Exercise materials:
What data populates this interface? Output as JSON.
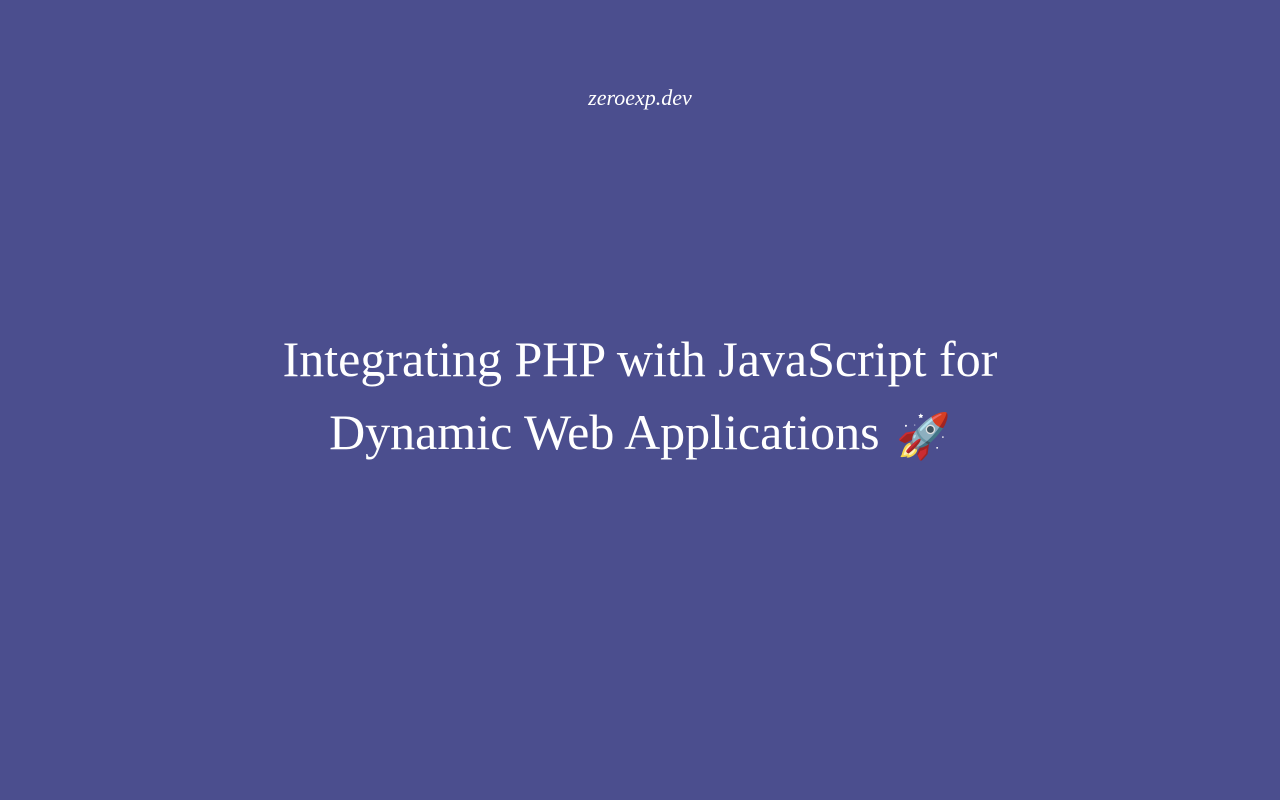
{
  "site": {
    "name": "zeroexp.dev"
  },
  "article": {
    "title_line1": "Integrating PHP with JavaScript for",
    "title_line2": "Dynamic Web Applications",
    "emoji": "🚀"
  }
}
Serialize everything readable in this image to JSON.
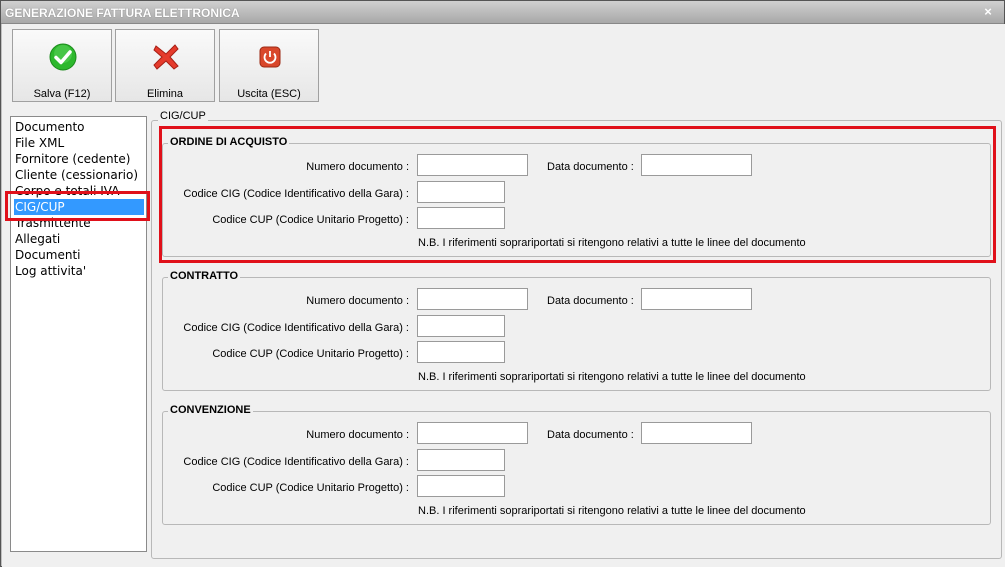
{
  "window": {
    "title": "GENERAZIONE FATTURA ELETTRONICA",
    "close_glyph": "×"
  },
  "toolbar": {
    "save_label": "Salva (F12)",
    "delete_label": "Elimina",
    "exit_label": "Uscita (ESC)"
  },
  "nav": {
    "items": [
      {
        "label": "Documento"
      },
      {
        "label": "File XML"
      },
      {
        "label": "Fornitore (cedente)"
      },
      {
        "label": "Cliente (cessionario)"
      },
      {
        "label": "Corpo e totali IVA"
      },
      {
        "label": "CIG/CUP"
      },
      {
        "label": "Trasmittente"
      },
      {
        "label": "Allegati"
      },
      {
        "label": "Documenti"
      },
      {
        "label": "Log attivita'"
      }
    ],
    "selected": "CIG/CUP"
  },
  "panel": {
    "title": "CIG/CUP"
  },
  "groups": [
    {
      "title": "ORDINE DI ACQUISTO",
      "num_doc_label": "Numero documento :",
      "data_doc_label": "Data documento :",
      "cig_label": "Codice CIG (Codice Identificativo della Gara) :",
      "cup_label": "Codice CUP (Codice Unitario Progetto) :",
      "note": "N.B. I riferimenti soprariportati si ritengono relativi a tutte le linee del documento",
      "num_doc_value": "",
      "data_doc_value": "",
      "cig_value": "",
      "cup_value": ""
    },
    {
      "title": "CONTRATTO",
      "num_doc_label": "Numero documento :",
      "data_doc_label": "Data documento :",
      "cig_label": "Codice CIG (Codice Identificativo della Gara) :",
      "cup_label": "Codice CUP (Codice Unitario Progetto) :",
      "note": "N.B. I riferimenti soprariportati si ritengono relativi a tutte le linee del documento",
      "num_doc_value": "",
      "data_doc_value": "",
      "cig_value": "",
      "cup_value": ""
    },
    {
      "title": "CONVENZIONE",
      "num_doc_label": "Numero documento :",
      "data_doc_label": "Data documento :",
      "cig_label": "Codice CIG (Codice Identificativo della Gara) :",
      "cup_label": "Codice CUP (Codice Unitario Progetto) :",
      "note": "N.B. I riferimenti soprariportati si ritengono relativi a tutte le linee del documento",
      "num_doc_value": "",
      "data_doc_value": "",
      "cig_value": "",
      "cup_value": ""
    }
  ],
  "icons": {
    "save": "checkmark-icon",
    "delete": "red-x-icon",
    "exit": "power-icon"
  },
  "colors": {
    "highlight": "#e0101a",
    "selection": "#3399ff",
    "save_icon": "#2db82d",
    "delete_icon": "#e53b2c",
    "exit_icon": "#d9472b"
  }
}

Given exercise:
Write the listing out a second time exactly, dropping all images.

Answer below:
What data populates this interface? Output as JSON.
{
  "site": {
    "name": "zeroexp.dev"
  },
  "article": {
    "title_line1": "Integrating PHP with JavaScript for",
    "title_line2": "Dynamic Web Applications",
    "emoji": "🚀"
  }
}
Serialize everything readable in this image to JSON.
{
  "window": {
    "title": "GENERAZIONE FATTURA ELETTRONICA",
    "close_glyph": "×"
  },
  "toolbar": {
    "save_label": "Salva (F12)",
    "delete_label": "Elimina",
    "exit_label": "Uscita (ESC)"
  },
  "nav": {
    "items": [
      {
        "label": "Documento"
      },
      {
        "label": "File XML"
      },
      {
        "label": "Fornitore (cedente)"
      },
      {
        "label": "Cliente (cessionario)"
      },
      {
        "label": "Corpo e totali IVA"
      },
      {
        "label": "CIG/CUP"
      },
      {
        "label": "Trasmittente"
      },
      {
        "label": "Allegati"
      },
      {
        "label": "Documenti"
      },
      {
        "label": "Log attivita'"
      }
    ],
    "selected": "CIG/CUP"
  },
  "panel": {
    "title": "CIG/CUP"
  },
  "groups": [
    {
      "title": "ORDINE DI ACQUISTO",
      "num_doc_label": "Numero documento :",
      "data_doc_label": "Data documento :",
      "cig_label": "Codice CIG (Codice Identificativo della Gara) :",
      "cup_label": "Codice CUP (Codice Unitario Progetto) :",
      "note": "N.B. I riferimenti soprariportati si ritengono relativi a tutte le linee del documento",
      "num_doc_value": "",
      "data_doc_value": "",
      "cig_value": "",
      "cup_value": ""
    },
    {
      "title": "CONTRATTO",
      "num_doc_label": "Numero documento :",
      "data_doc_label": "Data documento :",
      "cig_label": "Codice CIG (Codice Identificativo della Gara) :",
      "cup_label": "Codice CUP (Codice Unitario Progetto) :",
      "note": "N.B. I riferimenti soprariportati si ritengono relativi a tutte le linee del documento",
      "num_doc_value": "",
      "data_doc_value": "",
      "cig_value": "",
      "cup_value": ""
    },
    {
      "title": "CONVENZIONE",
      "num_doc_label": "Numero documento :",
      "data_doc_label": "Data documento :",
      "cig_label": "Codice CIG (Codice Identificativo della Gara) :",
      "cup_label": "Codice CUP (Codice Unitario Progetto) :",
      "note": "N.B. I riferimenti soprariportati si ritengono relativi a tutte le linee del documento",
      "num_doc_value": "",
      "data_doc_value": "",
      "cig_value": "",
      "cup_value": ""
    }
  ],
  "icons": {
    "save": "checkmark-icon",
    "delete": "red-x-icon",
    "exit": "power-icon"
  },
  "colors": {
    "highlight": "#e0101a",
    "selection": "#3399ff",
    "save_icon": "#2db82d",
    "delete_icon": "#e53b2c",
    "exit_icon": "#d9472b"
  }
}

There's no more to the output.